### PROVIDED MATERIAL
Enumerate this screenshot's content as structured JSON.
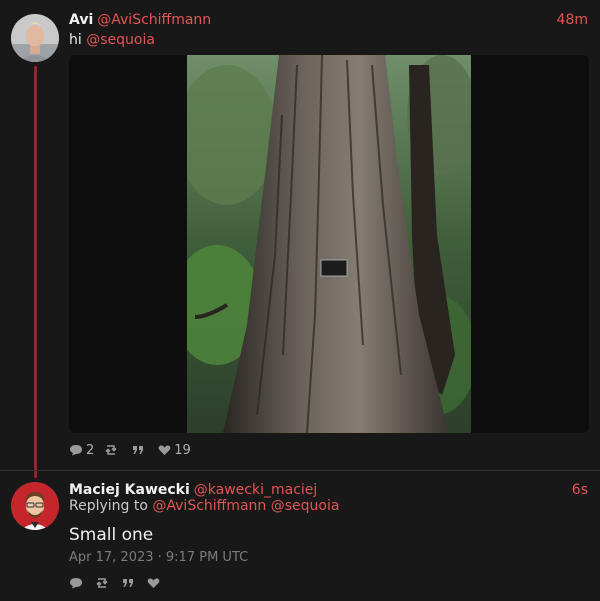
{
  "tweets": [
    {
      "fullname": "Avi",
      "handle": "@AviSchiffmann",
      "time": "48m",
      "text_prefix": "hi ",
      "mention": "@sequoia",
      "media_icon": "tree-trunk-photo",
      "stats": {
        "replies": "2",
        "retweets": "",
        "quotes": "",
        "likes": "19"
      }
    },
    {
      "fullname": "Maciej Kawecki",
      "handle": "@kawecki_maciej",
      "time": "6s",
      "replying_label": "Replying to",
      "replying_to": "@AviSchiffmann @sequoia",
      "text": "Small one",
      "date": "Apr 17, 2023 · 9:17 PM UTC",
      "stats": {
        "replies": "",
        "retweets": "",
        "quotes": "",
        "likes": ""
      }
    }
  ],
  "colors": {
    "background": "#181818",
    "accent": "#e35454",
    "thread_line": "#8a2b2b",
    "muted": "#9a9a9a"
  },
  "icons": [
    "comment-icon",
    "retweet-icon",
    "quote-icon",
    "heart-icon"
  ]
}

### INSTRUCTIONS TO FOLLOW
Working from the material above, transcribe it exactly while omitting pictures.

### FINAL ANSWER
Enumerate this screenshot's content as structured JSON.
{
  "tweets": [
    {
      "fullname": "Avi",
      "handle": "@AviSchiffmann",
      "time": "48m",
      "text_prefix": "hi ",
      "mention": "@sequoia",
      "media_icon": "tree-trunk-photo",
      "stats": {
        "replies": "2",
        "retweets": "",
        "quotes": "",
        "likes": "19"
      }
    },
    {
      "fullname": "Maciej Kawecki",
      "handle": "@kawecki_maciej",
      "time": "6s",
      "replying_label": "Replying to",
      "replying_to": "@AviSchiffmann @sequoia",
      "text": "Small one",
      "date": "Apr 17, 2023 · 9:17 PM UTC",
      "stats": {
        "replies": "",
        "retweets": "",
        "quotes": "",
        "likes": ""
      }
    }
  ],
  "colors": {
    "background": "#181818",
    "accent": "#e35454",
    "thread_line": "#8a2b2b",
    "muted": "#9a9a9a"
  },
  "icons": [
    "comment-icon",
    "retweet-icon",
    "quote-icon",
    "heart-icon"
  ]
}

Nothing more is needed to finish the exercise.